--- WHAT YOU SHOULD DO ---
Retyping should cover only the lines from the one containing "Transcribe this image's" through the final line of the records, with pictures omitted.

--- PROVIDED DATA ---
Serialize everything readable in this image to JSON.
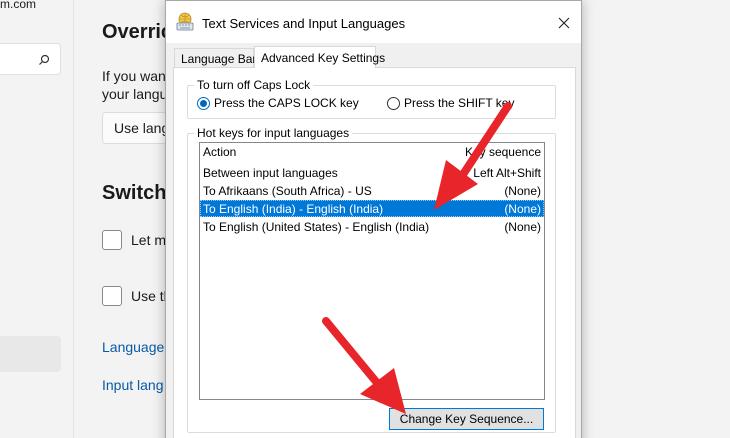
{
  "background": {
    "top_fragment": "m.com",
    "heading_override": "Overric",
    "text_line1": "If you wan",
    "text_line2": "your langu",
    "select_value": "Use lang",
    "heading_switching": "Switchi",
    "checkbox1_label": "Let m",
    "checkbox2_label": "Use th",
    "link1": "Language",
    "link2": "Input lang"
  },
  "dialog": {
    "title": "Text Services and Input Languages",
    "tabs": [
      {
        "label": "Language Bar",
        "active": false
      },
      {
        "label": "Advanced Key Settings",
        "active": true
      }
    ],
    "caps_group": {
      "title": "To turn off Caps Lock",
      "options": [
        {
          "label": "Press the CAPS LOCK key",
          "checked": true
        },
        {
          "label": "Press the SHIFT key",
          "checked": false
        }
      ]
    },
    "hotkeys_group": {
      "title": "Hot keys for input languages",
      "columns": [
        "Action",
        "Key sequence"
      ],
      "rows": [
        {
          "action": "Between input languages",
          "key": "Left Alt+Shift",
          "selected": false
        },
        {
          "action": "To Afrikaans (South Africa) - US",
          "key": "(None)",
          "selected": false
        },
        {
          "action": "To English (India) - English (India)",
          "key": "(None)",
          "selected": true
        },
        {
          "action": "To English (United States) - English (India)",
          "key": "(None)",
          "selected": false
        }
      ]
    },
    "change_button": "Change Key Sequence..."
  },
  "colors": {
    "selection": "#0078d7",
    "arrow": "#e8252a",
    "link": "#0a5aa5"
  },
  "icons": [
    "search-icon",
    "keyboard-globe-icon",
    "close-icon",
    "red-arrow-icon"
  ]
}
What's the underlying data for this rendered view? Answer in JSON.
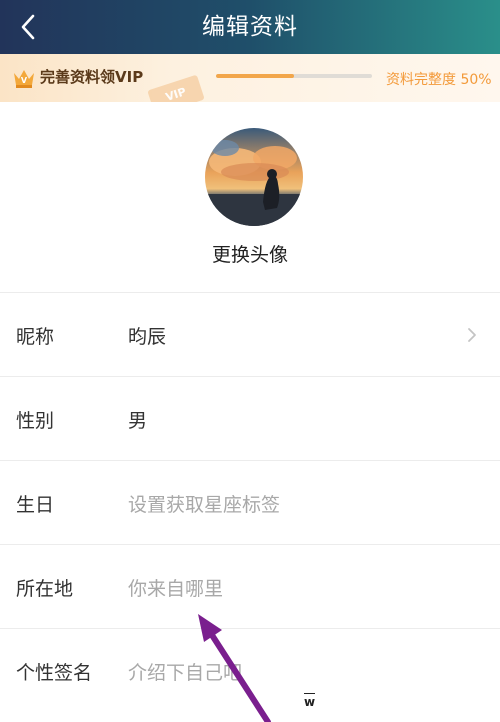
{
  "header": {
    "title": "编辑资料",
    "back_icon": "chevron-left-icon"
  },
  "vip_banner": {
    "text": "完善资料领VIP",
    "tag": "VIP",
    "progress_text": "资料完整度 50%",
    "progress": 0.5,
    "accent_color": "#f39a3a"
  },
  "avatar": {
    "caption": "更换头像"
  },
  "fields": [
    {
      "label": "昵称",
      "value": "昀辰",
      "placeholder": false,
      "has_chevron": true
    },
    {
      "label": "性别",
      "value": "男",
      "placeholder": false,
      "has_chevron": false
    },
    {
      "label": "生日",
      "value": "设置获取星座标签",
      "placeholder": true,
      "has_chevron": false
    },
    {
      "label": "所在地",
      "value": "你来自哪里",
      "placeholder": true,
      "has_chevron": false
    },
    {
      "label": "个性签名",
      "value": "介绍下自己吧",
      "placeholder": true,
      "has_chevron": false
    }
  ],
  "watermark": "w",
  "colors": {
    "header_start": "#22345a",
    "header_end": "#2a8f8a",
    "arrow": "#7a1f8e"
  }
}
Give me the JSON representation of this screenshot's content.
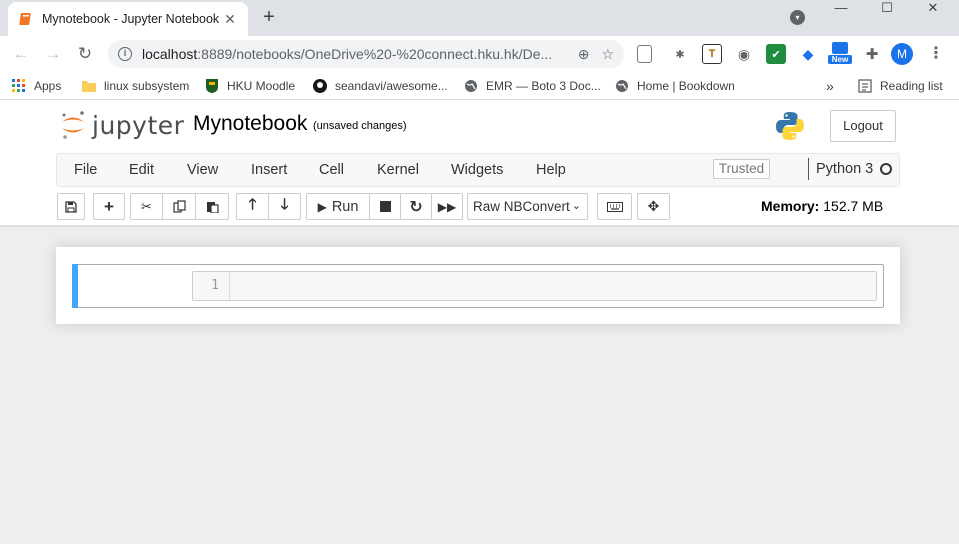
{
  "browser": {
    "tab_title": "Mynotebook - Jupyter Notebook",
    "tab_close": "✕",
    "new_tab": "+",
    "window_controls": {
      "minimize": "—",
      "maximize": "☐",
      "close": "✕"
    },
    "url_host": "localhost",
    "url_rest": ":8889/notebooks/OneDrive%20-%20connect.hku.hk/De...",
    "extension_new_badge": "New",
    "profile_initial": "M",
    "bookmarks": [
      {
        "label": "Apps",
        "icon": "apps-grid-icon"
      },
      {
        "label": "linux subsystem",
        "icon": "folder-icon"
      },
      {
        "label": "HKU Moodle",
        "icon": "hku-crest-icon"
      },
      {
        "label": "seandavi/awesome...",
        "icon": "github-icon"
      },
      {
        "label": "EMR — Boto 3 Doc...",
        "icon": "globe-icon"
      },
      {
        "label": "Home | Bookdown",
        "icon": "globe-icon"
      }
    ],
    "bookmarks_overflow": "»",
    "reading_list": "Reading list"
  },
  "jupyter": {
    "logo_text": "jupyter",
    "notebook_name": "Mynotebook",
    "save_status": "(unsaved changes)",
    "logout_label": "Logout",
    "menu": [
      "File",
      "Edit",
      "View",
      "Insert",
      "Cell",
      "Kernel",
      "Widgets",
      "Help"
    ],
    "trusted_label": "Trusted",
    "kernel_name": "Python 3",
    "toolbar": {
      "run_label": "Run",
      "cell_type": "Raw NBConvert"
    },
    "memory_label": "Memory:",
    "memory_value": "152.7 MB",
    "cell": {
      "line_number": "1",
      "content": ""
    }
  },
  "colors": {
    "tabstrip": "#dee1e6",
    "selected_cell_bar": "#42a5f5",
    "profile": "#1a73e8",
    "jupyter_orange": "#f37726"
  }
}
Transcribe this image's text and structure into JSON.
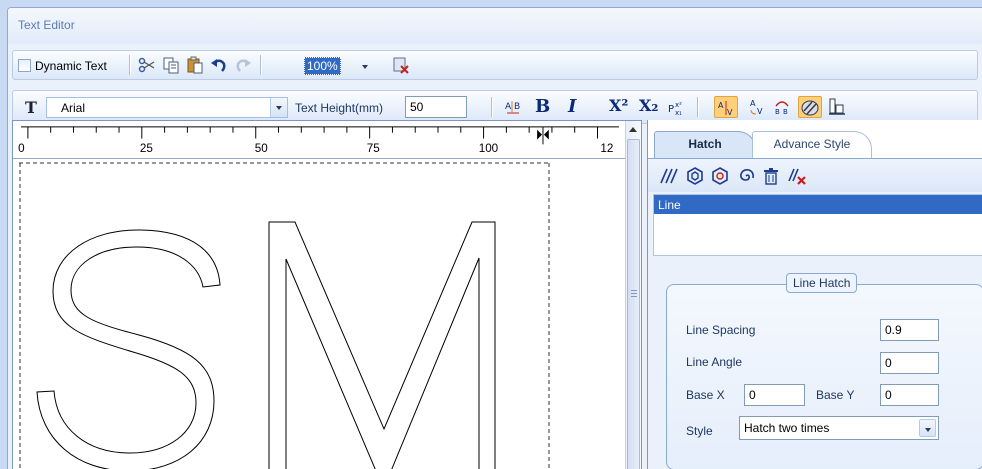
{
  "window": {
    "title": "Text Editor"
  },
  "toolbar1": {
    "dynamic_text_label": "Dynamic Text",
    "zoom_value": "100%",
    "icons": [
      "cut-icon",
      "copy-icon",
      "paste-icon",
      "undo-icon",
      "redo-icon",
      "clear-icon"
    ]
  },
  "toolbar2": {
    "font_name": "Arial",
    "text_height_label": "Text Height(mm)",
    "text_height_value": "50",
    "bold_glyph": "B",
    "italic_glyph": "I",
    "superscript_glyph": "X²",
    "subscript_glyph": "X₂"
  },
  "ruler": {
    "labels": [
      "0",
      "25",
      "50",
      "75",
      "100",
      "12"
    ]
  },
  "panel": {
    "tabs": [
      {
        "label": "Hatch",
        "active": true
      },
      {
        "label": "Advance Style",
        "active": false
      }
    ],
    "hatch_list": [
      "Line"
    ],
    "group": {
      "title": "Line Hatch",
      "line_spacing_label": "Line Spacing",
      "line_spacing_value": "0.9",
      "line_angle_label": "Line Angle",
      "line_angle_value": "0",
      "base_x_label": "Base X",
      "base_x_value": "0",
      "base_y_label": "Base Y",
      "base_y_value": "0",
      "style_label": "Style",
      "style_value": "Hatch two times"
    }
  },
  "colors": {
    "accent": "#316ac5",
    "frame": "#8fa9d2"
  }
}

--- SOLUTION ---
Transcribe this image's text and structure into JSON.
{
  "window": {
    "title": "Text Editor"
  },
  "toolbar1": {
    "dynamic_text_label": "Dynamic Text",
    "zoom_value": "100%",
    "icons": [
      "cut-icon",
      "copy-icon",
      "paste-icon",
      "undo-icon",
      "redo-icon",
      "clear-icon"
    ]
  },
  "toolbar2": {
    "font_name": "Arial",
    "text_height_label": "Text Height(mm)",
    "text_height_value": "50",
    "bold_glyph": "B",
    "italic_glyph": "I",
    "superscript_glyph": "X²",
    "subscript_glyph": "X₂"
  },
  "ruler": {
    "labels": [
      "0",
      "25",
      "50",
      "75",
      "100",
      "12"
    ]
  },
  "panel": {
    "tabs": [
      {
        "label": "Hatch",
        "active": true
      },
      {
        "label": "Advance Style",
        "active": false
      }
    ],
    "hatch_list": [
      "Line"
    ],
    "group": {
      "title": "Line Hatch",
      "line_spacing_label": "Line Spacing",
      "line_spacing_value": "0.9",
      "line_angle_label": "Line Angle",
      "line_angle_value": "0",
      "base_x_label": "Base X",
      "base_x_value": "0",
      "base_y_label": "Base Y",
      "base_y_value": "0",
      "style_label": "Style",
      "style_value": "Hatch two times"
    }
  },
  "colors": {
    "accent": "#316ac5",
    "frame": "#8fa9d2"
  }
}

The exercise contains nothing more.